-- START OF TASK INPUTS --

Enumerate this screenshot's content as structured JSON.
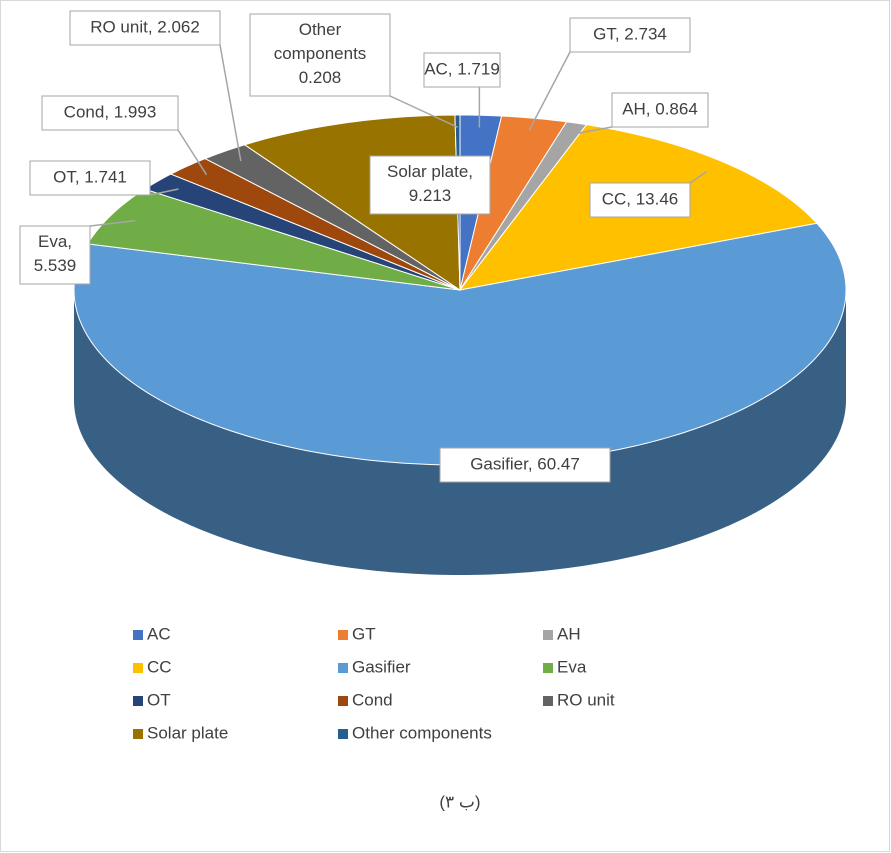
{
  "chart_data": {
    "type": "pie3d",
    "categories": [
      "AC",
      "GT",
      "AH",
      "CC",
      "Gasifier",
      "Eva",
      "OT",
      "Cond",
      "RO unit",
      "Solar plate",
      "Other components"
    ],
    "values": [
      1.719,
      2.734,
      0.864,
      13.46,
      60.47,
      5.539,
      1.741,
      1.993,
      2.062,
      9.213,
      0.208
    ],
    "value_labels": [
      "AC, 1.719",
      "GT, 2.734",
      "AH, 0.864",
      "CC, 13.46",
      "Gasifier, 60.47",
      "Eva,\n5.539",
      "OT, 1.741",
      "Cond, 1.993",
      "RO unit, 2.062",
      "Solar plate,\n9.213",
      "Other\ncomponents\n0.208"
    ],
    "colors": [
      "#4472c4",
      "#ed7d31",
      "#a5a5a5",
      "#ffc000",
      "#5b9bd5",
      "#70ad47",
      "#264478",
      "#9e480e",
      "#636363",
      "#997300",
      "#255e91"
    ],
    "legend": "bottom",
    "caption": "(۳ ب)"
  }
}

-- END OF TASK INPUTS --

EXERCISE
Omit the pictures. Output every record above word for word.

SOLUTION TO THE PROBLEM
Enumerate this screenshot's content as structured JSON.
{
  "chart_data": {
    "type": "pie3d",
    "categories": [
      "AC",
      "GT",
      "AH",
      "CC",
      "Gasifier",
      "Eva",
      "OT",
      "Cond",
      "RO unit",
      "Solar plate",
      "Other components"
    ],
    "values": [
      1.719,
      2.734,
      0.864,
      13.46,
      60.47,
      5.539,
      1.741,
      1.993,
      2.062,
      9.213,
      0.208
    ],
    "value_labels": [
      "AC, 1.719",
      "GT, 2.734",
      "AH, 0.864",
      "CC, 13.46",
      "Gasifier, 60.47",
      "Eva,\n5.539",
      "OT, 1.741",
      "Cond, 1.993",
      "RO unit, 2.062",
      "Solar plate,\n9.213",
      "Other\ncomponents\n0.208"
    ],
    "colors": [
      "#4472c4",
      "#ed7d31",
      "#a5a5a5",
      "#ffc000",
      "#5b9bd5",
      "#70ad47",
      "#264478",
      "#9e480e",
      "#636363",
      "#997300",
      "#255e91"
    ],
    "legend": "bottom",
    "caption": "(۳ ب)"
  }
}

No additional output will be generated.